Study text —
========

Terms & Conditions
Please read these terms carefully before engaging our services. They govern the relationship between NextLogica and our clients.
Effective date: 1 January 2026 · Last updated: 8 February 2026
1. Definitions & Interpretation
"Company", "we", "us" or "our" refers to NextLogica Ltd, a company registered in the United Kingdom.
"Client", "you" or "your" refers to any individual or entity that engages NextLogica for services.
"Services" refers to AI solutions, intelligent automation, custom software development, consulting, and any related deliverables as outlined in a project proposal or statement of work (SOW).
"Agreement" refers to these Terms & Conditions together with any signed SOW, proposal, or contract between the parties.
2. Services & Scope
NextLogica provides custom software development, AI & machine learning solutions, and intelligent automation services as described in the relevant project proposal or SOW.
The scope of each engagement is defined in a mutually agreed SOW. Any work outside the agreed scope will be subject to a change request process and may incur additional fees.
We follow an agile development methodology and provide regular progress updates. Timelines provided are estimates based on our experience and are subject to change based on project complexity and client responsiveness.
3. Proposals & Acceptance
All proposals and quotations are valid for 30 days from the date of issue unless otherwise stated.
A project is deemed accepted when the client signs the SOW, returns a purchase order, or provides written confirmation (including email) to proceed.
Once accepted, the terms outlined in the SOW — including scope, timeline, and pricing — become binding on both parties.
4. Fees & Payment
Fees are outlined in the relevant SOW and may be structured as fixed-price, time & materials, or retainer-based, depending on the engagement.
Unless otherwise agreed, invoices are issued monthly and are payable within 14 days of the invoice date.
Late payments will incur interest at a rate of 4% above the Bank of England base rate, calculated daily from the due date until payment is received.
All fees are quoted exclusive of VAT, which will be added where applicable.
5. Intellectual Property
Upon full payment, the client receives full ownership of all custom-developed code, designs, and deliverables created specifically for the project, unless otherwise stated in the SOW.
NextLogica retains ownership of any pre-existing tools, libraries, frameworks, or proprietary methodologies used in the delivery of services. The client receives a perpetual, non-exclusive licence to use such components within the delivered solution.
Third-party open-source components used in deliverables are subject to their respective open-source licences, which will be documented and communicated to the client.
6. Confidentiality
Both parties agree to keep confidential all information received from the other party that is designated as confidential or would reasonably be understood to be confidential.
Confidential information will not be disclosed to any third party without prior written consent, except where required by law or regulation.
We are happy to sign mutual non-disclosure agreements (NDAs) prior to any project discussion.
Confidentiality obligations survive the termination of any agreement for a period of 3 years.

========

Exercise details —
Please reproduce word for word the stretch of the terms and conditions from "4. Fees & Payment" through "added where applicable.".

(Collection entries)
========

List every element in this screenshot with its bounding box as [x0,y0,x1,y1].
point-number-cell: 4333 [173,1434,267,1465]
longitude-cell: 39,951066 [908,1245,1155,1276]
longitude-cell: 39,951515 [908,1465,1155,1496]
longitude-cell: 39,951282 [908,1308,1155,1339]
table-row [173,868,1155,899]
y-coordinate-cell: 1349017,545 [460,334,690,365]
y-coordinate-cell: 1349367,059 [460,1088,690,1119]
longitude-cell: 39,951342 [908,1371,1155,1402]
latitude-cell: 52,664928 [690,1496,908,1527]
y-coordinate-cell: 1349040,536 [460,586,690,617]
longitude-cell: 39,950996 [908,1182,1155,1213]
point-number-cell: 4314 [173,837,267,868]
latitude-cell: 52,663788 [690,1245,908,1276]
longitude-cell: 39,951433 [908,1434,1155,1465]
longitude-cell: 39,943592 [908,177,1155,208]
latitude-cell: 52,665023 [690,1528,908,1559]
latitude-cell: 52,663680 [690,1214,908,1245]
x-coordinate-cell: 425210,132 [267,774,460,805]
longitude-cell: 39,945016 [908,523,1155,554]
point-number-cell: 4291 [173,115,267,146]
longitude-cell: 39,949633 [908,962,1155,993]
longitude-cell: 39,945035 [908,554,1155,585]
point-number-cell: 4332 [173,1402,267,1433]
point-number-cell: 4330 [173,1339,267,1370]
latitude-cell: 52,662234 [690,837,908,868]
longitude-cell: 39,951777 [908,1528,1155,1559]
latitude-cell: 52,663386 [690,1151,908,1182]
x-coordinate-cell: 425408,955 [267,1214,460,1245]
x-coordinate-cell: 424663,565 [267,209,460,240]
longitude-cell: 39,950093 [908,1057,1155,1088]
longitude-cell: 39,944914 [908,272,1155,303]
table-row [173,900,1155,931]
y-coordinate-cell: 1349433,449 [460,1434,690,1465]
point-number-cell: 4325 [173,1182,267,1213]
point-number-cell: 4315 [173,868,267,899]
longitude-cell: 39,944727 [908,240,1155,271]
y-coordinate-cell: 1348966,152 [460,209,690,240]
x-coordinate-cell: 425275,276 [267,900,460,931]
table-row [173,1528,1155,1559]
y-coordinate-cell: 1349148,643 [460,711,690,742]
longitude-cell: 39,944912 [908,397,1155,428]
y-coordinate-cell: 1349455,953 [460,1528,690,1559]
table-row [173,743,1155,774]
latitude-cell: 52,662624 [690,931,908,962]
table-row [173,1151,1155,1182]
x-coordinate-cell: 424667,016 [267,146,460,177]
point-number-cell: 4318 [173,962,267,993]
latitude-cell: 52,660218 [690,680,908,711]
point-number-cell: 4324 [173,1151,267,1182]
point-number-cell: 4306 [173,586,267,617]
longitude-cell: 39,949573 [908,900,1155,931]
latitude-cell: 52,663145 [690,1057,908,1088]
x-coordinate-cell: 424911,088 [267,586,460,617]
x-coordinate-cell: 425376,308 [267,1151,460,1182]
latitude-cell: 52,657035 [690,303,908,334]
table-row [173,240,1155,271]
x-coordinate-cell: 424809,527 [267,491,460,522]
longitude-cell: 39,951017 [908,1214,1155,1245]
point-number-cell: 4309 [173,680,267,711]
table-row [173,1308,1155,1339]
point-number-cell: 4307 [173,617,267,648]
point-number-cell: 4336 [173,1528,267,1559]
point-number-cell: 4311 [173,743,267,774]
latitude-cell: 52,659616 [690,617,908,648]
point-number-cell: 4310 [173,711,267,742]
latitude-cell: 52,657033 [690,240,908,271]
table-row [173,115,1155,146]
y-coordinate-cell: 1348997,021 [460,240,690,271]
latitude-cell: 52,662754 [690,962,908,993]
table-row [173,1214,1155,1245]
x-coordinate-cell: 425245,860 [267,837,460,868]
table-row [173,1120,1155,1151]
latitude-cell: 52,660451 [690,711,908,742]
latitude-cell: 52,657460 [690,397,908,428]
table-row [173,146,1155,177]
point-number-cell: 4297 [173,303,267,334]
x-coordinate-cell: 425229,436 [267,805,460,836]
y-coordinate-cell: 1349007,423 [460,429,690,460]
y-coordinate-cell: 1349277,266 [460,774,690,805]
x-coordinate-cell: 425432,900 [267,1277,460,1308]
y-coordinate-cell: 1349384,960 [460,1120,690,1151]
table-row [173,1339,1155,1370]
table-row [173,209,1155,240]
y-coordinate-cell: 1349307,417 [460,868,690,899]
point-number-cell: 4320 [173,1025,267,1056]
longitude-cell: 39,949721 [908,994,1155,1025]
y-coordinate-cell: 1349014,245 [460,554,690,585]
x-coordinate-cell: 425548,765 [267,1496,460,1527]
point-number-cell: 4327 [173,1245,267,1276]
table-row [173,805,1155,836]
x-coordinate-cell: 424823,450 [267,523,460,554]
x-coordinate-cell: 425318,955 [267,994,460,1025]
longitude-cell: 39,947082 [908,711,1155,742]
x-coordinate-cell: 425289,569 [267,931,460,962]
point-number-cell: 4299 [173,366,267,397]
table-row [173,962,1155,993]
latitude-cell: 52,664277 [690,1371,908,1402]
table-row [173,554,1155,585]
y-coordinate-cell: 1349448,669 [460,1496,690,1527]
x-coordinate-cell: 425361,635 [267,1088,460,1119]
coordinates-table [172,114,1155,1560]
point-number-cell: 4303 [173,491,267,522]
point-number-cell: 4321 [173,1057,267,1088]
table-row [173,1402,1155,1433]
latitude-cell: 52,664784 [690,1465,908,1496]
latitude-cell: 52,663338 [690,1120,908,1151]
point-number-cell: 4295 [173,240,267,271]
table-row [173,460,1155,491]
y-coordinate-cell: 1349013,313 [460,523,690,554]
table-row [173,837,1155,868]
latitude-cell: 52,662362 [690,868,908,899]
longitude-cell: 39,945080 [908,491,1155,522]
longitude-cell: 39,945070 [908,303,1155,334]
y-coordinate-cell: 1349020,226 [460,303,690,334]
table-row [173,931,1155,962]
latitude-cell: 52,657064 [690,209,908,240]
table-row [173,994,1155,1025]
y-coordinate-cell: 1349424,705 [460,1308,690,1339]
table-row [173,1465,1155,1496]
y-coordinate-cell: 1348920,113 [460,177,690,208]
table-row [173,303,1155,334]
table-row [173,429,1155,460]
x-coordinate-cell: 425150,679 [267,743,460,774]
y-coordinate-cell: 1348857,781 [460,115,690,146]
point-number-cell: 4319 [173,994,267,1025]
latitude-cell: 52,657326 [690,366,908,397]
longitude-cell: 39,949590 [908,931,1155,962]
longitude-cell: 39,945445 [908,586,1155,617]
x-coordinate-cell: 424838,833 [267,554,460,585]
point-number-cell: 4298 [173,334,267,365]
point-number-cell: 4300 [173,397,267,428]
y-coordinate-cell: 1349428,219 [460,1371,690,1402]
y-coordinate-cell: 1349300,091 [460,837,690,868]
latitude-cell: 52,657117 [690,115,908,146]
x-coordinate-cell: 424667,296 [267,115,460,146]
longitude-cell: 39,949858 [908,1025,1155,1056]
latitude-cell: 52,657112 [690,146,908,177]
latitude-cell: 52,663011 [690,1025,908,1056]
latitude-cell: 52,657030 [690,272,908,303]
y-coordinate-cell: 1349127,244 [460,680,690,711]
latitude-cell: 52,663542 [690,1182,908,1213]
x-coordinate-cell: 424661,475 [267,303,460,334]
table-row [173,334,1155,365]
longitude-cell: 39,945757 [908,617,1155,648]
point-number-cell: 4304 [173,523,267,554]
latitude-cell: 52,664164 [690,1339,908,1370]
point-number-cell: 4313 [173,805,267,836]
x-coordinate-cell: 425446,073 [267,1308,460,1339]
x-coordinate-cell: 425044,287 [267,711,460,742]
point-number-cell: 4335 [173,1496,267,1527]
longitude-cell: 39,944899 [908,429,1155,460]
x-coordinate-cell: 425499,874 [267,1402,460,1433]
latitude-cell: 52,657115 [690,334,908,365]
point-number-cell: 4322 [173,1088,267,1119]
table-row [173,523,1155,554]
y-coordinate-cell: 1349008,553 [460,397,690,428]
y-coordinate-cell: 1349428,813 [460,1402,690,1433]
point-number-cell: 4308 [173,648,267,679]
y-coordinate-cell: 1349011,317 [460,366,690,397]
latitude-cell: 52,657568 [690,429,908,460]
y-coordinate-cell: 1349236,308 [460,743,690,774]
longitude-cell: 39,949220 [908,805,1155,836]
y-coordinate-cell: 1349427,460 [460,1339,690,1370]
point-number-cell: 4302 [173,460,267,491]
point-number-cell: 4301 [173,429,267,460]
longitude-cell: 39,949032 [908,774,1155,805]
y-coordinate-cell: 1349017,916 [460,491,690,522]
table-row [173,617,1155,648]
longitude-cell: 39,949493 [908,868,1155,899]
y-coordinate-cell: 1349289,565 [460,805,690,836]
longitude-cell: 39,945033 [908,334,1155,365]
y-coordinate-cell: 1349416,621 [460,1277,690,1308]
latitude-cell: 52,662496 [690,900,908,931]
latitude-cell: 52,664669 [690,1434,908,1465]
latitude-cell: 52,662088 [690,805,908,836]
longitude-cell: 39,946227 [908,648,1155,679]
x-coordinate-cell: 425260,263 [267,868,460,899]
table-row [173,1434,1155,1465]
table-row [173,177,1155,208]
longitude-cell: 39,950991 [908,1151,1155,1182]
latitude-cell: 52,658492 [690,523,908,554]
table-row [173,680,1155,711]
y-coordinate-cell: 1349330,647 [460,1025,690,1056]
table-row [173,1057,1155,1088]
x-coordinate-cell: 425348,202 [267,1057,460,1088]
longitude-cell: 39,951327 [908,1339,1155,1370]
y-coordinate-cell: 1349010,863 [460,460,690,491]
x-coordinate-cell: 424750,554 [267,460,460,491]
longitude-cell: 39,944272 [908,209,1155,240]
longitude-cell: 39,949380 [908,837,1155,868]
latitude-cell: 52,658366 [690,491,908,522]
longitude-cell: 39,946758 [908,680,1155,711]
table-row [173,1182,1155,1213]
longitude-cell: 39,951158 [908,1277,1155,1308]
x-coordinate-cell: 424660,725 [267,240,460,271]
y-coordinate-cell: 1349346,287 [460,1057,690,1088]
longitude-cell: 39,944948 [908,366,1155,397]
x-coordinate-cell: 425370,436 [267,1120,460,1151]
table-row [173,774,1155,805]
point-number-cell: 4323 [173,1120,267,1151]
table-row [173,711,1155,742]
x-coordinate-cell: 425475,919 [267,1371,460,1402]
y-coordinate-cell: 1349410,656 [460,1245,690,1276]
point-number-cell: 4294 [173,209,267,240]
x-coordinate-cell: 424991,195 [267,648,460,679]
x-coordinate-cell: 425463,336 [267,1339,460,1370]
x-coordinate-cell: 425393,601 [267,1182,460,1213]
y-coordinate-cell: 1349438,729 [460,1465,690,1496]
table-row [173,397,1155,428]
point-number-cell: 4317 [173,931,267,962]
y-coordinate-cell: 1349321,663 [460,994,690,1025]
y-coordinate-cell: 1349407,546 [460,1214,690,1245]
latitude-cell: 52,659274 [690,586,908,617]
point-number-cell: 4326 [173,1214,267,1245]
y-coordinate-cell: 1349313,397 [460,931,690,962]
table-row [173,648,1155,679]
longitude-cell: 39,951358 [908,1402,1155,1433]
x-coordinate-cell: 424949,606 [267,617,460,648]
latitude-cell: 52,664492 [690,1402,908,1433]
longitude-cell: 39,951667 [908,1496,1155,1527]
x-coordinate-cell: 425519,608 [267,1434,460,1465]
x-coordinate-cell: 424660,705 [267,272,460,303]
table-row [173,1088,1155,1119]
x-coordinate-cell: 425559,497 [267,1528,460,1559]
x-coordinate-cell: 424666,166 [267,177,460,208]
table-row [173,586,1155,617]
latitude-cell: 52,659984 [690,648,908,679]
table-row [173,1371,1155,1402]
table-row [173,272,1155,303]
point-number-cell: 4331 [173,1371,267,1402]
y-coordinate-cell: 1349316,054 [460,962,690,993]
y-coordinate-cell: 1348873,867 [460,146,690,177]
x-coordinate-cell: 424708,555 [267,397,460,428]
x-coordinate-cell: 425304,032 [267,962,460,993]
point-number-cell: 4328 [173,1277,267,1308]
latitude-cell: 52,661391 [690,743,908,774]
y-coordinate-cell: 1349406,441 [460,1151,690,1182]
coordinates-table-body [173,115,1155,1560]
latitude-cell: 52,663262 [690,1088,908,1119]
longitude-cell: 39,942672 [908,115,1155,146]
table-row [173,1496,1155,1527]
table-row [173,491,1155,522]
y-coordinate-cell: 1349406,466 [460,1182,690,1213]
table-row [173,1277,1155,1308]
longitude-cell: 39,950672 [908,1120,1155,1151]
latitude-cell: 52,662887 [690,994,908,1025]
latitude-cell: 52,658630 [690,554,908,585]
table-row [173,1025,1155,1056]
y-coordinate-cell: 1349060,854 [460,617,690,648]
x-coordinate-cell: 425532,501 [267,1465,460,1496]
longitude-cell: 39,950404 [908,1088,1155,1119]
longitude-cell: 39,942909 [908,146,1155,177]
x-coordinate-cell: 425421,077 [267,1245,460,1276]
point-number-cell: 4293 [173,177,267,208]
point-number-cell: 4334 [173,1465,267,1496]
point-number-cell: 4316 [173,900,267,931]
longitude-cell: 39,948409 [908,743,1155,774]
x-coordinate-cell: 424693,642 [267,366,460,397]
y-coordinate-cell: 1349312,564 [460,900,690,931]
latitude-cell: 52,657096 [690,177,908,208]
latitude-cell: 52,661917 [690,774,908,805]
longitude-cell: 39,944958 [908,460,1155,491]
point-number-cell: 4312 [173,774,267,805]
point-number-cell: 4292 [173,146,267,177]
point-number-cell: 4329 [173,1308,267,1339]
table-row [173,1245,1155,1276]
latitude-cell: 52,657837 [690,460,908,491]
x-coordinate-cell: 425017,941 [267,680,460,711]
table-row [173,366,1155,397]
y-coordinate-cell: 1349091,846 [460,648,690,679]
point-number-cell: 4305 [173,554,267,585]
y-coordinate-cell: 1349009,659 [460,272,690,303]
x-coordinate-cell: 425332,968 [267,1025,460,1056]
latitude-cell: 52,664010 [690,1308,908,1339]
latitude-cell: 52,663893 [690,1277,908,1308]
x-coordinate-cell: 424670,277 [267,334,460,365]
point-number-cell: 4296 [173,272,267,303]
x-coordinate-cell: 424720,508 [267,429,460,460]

========

Reply —
4. Fees & Payment
Fees are outlined in the relevant SOW and may be structured as fixed-price, time & materials, or retainer-based, depending on the engagement.
Unless otherwise agreed, invoices are issued monthly and are payable within 14 days of the invoice date.
Late payments will incur interest at a rate of 4% above the Bank of England base rate, calculated daily from the due date until payment is received.
All fees are quoted exclusive of VAT, which will be added where applicable.